Tally the lines below that contain the word "have", and give only that number.

[Begin Data records]

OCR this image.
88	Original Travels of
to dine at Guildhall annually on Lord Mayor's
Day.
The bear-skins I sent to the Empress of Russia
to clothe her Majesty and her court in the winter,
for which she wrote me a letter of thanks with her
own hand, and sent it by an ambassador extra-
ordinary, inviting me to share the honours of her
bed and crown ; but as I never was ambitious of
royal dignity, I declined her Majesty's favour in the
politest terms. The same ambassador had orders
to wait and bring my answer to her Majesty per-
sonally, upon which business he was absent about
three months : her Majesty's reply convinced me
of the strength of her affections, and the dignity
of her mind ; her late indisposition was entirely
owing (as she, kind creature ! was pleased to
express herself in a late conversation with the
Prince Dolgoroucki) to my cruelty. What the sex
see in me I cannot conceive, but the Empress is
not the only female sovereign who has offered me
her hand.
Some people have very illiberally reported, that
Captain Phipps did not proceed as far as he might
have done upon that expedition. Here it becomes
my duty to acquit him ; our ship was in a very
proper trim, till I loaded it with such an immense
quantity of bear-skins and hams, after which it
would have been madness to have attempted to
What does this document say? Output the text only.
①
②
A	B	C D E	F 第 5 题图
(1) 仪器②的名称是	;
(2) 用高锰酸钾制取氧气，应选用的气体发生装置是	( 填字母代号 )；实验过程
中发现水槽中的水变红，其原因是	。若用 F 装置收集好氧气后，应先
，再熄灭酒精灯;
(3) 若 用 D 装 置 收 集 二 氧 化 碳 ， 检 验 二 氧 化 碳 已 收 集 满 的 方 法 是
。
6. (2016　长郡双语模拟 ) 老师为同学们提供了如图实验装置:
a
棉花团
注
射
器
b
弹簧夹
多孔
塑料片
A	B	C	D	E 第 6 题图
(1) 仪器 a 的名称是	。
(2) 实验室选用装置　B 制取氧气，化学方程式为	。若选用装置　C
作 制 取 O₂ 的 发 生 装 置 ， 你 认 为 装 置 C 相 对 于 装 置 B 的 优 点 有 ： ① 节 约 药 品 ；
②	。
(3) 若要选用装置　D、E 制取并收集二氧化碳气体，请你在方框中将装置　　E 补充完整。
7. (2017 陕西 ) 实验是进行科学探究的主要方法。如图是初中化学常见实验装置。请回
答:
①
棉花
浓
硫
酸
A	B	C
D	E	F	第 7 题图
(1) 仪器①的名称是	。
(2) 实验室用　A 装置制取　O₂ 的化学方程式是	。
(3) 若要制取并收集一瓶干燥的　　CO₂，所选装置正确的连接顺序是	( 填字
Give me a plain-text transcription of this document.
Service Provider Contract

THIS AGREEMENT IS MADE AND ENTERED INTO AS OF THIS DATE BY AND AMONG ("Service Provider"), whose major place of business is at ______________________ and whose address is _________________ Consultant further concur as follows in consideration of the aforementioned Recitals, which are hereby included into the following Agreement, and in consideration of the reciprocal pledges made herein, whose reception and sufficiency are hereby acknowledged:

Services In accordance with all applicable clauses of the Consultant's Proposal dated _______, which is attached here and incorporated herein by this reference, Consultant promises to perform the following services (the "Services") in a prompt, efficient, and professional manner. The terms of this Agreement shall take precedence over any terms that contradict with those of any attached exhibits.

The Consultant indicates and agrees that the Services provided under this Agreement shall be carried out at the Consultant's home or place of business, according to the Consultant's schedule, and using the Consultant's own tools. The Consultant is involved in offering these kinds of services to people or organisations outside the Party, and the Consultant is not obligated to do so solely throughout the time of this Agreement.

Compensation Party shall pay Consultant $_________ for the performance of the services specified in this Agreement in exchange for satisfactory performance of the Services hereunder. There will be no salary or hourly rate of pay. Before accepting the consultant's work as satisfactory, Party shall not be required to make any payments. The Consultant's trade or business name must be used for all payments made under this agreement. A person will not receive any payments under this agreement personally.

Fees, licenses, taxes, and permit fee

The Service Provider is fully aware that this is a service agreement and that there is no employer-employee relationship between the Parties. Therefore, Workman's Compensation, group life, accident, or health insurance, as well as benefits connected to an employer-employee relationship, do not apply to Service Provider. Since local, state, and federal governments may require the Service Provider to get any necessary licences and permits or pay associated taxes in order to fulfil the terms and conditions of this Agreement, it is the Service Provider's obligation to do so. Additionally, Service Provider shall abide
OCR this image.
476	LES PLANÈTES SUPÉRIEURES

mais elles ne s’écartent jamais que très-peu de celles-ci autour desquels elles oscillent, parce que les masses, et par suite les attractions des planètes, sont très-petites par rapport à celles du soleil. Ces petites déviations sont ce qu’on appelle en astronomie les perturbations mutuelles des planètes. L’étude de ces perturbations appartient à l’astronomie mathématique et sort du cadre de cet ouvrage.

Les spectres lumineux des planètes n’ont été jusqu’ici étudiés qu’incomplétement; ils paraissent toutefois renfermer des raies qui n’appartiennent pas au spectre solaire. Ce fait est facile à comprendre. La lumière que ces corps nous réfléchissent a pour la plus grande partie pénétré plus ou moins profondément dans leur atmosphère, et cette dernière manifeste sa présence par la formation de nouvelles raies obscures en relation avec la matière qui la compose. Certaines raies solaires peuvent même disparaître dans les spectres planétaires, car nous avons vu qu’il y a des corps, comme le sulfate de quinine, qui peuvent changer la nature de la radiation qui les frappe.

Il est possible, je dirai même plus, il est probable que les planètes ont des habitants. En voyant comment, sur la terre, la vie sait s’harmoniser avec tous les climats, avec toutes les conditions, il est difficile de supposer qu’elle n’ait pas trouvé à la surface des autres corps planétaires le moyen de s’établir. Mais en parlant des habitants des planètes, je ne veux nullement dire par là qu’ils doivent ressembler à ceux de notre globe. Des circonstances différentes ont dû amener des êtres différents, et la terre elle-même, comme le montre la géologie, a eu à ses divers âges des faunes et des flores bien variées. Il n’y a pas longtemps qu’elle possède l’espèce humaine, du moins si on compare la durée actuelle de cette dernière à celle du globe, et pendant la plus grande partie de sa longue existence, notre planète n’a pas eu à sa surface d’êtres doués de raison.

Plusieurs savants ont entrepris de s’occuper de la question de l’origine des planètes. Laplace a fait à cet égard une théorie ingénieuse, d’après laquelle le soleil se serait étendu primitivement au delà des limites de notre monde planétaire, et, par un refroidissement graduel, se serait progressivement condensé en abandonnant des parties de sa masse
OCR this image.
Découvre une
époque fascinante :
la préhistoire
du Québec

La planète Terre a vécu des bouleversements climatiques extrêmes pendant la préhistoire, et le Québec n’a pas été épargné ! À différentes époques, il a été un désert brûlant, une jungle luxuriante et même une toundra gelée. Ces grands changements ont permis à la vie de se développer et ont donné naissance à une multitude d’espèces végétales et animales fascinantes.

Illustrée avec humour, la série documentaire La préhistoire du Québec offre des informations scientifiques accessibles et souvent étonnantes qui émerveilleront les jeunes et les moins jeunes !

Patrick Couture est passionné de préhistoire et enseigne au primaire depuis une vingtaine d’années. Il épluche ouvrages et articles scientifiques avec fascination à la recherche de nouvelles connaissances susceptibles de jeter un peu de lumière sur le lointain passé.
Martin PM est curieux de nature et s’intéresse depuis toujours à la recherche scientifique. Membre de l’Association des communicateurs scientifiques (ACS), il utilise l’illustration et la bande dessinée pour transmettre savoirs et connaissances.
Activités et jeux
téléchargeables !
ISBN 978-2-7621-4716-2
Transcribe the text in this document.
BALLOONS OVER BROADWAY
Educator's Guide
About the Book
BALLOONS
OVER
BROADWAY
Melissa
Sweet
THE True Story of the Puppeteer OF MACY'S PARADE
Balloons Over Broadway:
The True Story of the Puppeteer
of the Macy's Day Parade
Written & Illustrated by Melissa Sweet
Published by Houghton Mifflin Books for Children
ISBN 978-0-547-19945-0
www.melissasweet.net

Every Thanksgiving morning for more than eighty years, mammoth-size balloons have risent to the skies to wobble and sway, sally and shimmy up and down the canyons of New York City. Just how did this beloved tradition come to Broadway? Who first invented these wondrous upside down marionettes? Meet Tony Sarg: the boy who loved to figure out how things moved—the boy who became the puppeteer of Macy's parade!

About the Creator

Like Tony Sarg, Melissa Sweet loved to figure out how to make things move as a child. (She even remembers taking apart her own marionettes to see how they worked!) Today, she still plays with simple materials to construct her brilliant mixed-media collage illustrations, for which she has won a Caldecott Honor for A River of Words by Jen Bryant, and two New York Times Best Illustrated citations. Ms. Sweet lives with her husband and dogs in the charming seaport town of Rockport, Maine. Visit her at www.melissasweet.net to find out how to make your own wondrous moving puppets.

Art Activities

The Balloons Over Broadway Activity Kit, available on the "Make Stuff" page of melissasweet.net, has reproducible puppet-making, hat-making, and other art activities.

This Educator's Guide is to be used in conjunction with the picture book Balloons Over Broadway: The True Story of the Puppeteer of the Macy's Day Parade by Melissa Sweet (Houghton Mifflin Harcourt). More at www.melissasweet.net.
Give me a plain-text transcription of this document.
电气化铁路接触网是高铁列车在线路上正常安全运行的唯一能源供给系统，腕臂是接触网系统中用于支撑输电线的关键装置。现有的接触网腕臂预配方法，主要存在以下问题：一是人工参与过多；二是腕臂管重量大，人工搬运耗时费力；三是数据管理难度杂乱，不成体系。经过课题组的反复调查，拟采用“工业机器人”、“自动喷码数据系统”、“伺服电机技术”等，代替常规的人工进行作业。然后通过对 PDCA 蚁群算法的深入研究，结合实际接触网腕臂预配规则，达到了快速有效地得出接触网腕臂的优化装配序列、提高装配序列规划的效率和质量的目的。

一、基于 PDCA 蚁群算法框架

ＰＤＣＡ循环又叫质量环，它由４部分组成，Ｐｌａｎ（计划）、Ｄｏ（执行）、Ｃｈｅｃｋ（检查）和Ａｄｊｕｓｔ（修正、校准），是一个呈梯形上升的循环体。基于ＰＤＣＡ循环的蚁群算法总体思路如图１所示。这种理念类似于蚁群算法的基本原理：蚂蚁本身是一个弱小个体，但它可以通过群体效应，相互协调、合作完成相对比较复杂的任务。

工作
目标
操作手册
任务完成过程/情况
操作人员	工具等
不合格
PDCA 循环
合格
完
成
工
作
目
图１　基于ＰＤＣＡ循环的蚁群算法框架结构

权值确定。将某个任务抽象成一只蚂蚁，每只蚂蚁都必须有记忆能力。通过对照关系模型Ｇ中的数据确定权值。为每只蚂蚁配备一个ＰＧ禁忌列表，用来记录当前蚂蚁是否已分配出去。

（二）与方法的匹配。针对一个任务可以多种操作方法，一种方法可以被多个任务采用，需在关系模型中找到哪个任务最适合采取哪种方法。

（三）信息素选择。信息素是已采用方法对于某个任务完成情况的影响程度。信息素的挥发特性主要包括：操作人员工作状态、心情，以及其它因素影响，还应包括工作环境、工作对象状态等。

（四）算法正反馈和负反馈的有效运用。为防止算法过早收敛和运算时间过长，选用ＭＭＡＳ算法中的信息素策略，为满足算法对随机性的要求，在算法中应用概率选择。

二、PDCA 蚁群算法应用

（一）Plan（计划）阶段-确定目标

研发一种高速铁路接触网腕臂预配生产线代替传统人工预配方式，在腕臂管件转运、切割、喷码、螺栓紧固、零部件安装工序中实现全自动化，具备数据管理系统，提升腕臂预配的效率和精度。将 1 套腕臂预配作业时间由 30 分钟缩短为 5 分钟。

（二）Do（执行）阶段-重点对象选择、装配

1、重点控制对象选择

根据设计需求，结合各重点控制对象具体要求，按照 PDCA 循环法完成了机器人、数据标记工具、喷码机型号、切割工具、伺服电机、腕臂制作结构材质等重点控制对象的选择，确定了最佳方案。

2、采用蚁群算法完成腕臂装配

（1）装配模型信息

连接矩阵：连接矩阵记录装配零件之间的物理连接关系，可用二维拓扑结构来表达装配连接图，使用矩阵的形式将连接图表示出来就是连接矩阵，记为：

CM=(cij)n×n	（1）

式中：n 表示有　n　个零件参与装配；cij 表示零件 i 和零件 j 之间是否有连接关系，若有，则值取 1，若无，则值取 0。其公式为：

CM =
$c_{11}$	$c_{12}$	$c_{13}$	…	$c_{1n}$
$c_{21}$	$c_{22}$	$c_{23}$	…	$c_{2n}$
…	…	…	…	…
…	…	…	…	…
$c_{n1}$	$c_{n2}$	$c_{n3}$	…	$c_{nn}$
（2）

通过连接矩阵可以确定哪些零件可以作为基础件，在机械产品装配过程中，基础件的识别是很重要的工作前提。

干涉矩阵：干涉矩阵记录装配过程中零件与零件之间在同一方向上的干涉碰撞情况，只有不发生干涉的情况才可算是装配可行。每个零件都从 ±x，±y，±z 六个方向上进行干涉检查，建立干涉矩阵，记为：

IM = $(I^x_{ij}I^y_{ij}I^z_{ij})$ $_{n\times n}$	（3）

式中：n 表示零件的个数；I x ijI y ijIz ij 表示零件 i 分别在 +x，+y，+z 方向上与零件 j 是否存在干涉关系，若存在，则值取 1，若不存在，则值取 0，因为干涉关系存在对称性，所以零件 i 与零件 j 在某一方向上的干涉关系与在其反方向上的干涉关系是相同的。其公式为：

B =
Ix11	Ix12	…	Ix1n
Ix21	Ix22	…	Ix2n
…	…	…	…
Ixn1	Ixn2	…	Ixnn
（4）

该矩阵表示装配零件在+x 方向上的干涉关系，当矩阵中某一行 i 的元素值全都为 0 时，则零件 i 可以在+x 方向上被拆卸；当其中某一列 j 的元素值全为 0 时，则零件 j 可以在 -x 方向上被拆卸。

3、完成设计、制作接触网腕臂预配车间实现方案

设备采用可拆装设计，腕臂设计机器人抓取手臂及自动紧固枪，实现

[End Data records]

Result: 4